The listing below should be printed exactly, every line of it. Skip the pictures.

[Extracted data entries]
*****

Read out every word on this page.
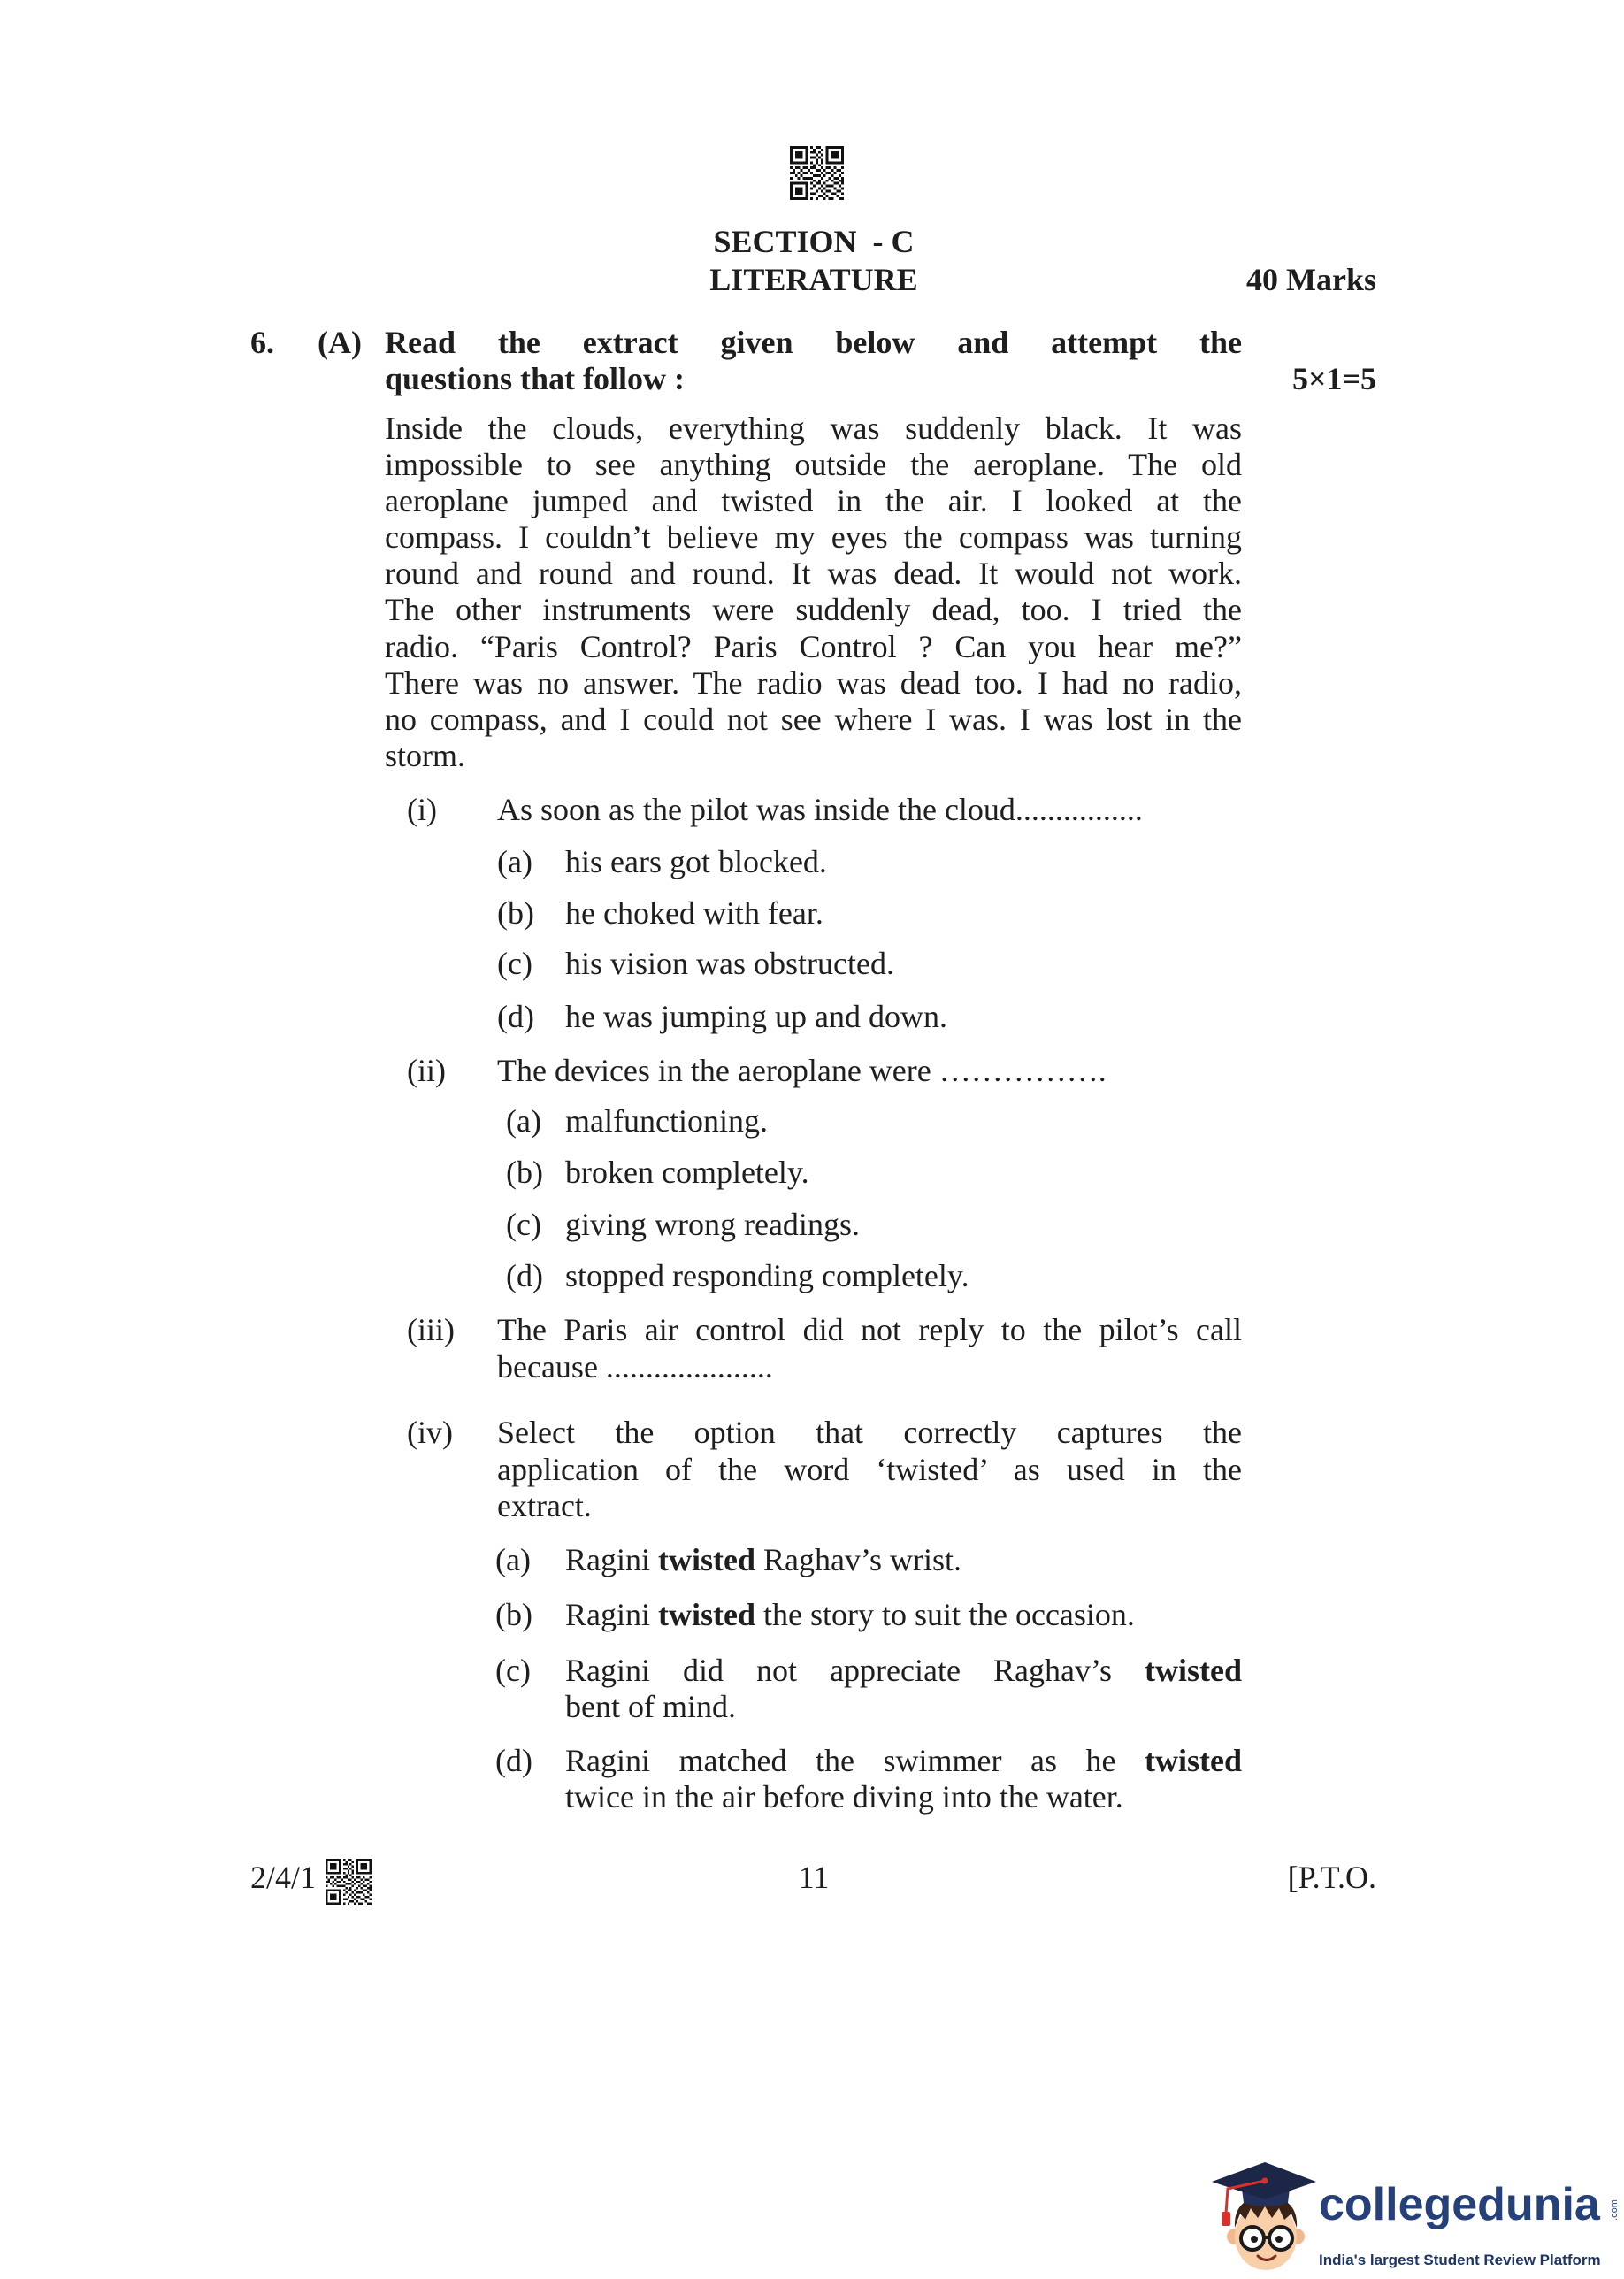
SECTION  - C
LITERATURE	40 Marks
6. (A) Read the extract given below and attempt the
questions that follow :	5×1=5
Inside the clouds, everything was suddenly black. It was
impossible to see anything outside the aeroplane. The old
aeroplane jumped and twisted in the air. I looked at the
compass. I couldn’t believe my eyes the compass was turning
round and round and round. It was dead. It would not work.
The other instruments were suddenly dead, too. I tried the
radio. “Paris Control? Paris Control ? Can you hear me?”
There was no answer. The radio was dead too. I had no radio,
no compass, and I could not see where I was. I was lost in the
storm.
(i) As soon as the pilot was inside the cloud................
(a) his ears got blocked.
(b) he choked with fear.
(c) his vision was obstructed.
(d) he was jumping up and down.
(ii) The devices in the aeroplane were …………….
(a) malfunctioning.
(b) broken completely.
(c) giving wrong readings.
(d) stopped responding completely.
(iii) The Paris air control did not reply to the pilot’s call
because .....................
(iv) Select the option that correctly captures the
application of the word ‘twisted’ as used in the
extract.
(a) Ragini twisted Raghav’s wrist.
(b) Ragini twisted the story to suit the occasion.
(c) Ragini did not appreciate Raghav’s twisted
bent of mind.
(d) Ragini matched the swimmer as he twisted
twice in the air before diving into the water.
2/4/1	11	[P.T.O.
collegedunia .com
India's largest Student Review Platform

*****

=== TASK OUTPUT ===
Read out every word on this page.
SECTION  - C
LITERATURE	40 Marks
6. (A) Read the extract given below and attempt the
questions that follow :	5×1=5
Inside the clouds, everything was suddenly black. It was
impossible to see anything outside the aeroplane. The old
aeroplane jumped and twisted in the air. I looked at the
compass. I couldn’t believe my eyes the compass was turning
round and round and round. It was dead. It would not work.
The other instruments were suddenly dead, too. I tried the
radio. “Paris Control? Paris Control ? Can you hear me?”
There was no answer. The radio was dead too. I had no radio,
no compass, and I could not see where I was. I was lost in the
storm.
(i) As soon as the pilot was inside the cloud................
(a) his ears got blocked.
(b) he choked with fear.
(c) his vision was obstructed.
(d) he was jumping up and down.
(ii) The devices in the aeroplane were …………….
(a) malfunctioning.
(b) broken completely.
(c) giving wrong readings.
(d) stopped responding completely.
(iii) The Paris air control did not reply to the pilot’s call
because .....................
(iv) Select the option that correctly captures the
application of the word ‘twisted’ as used in the
extract.
(a) Ragini twisted Raghav’s wrist.
(b) Ragini twisted the story to suit the occasion.
(c) Ragini did not appreciate Raghav’s twisted
bent of mind.
(d) Ragini matched the swimmer as he twisted
twice in the air before diving into the water.
2/4/1	11	[P.T.O.
collegedunia .com
India's largest Student Review Platform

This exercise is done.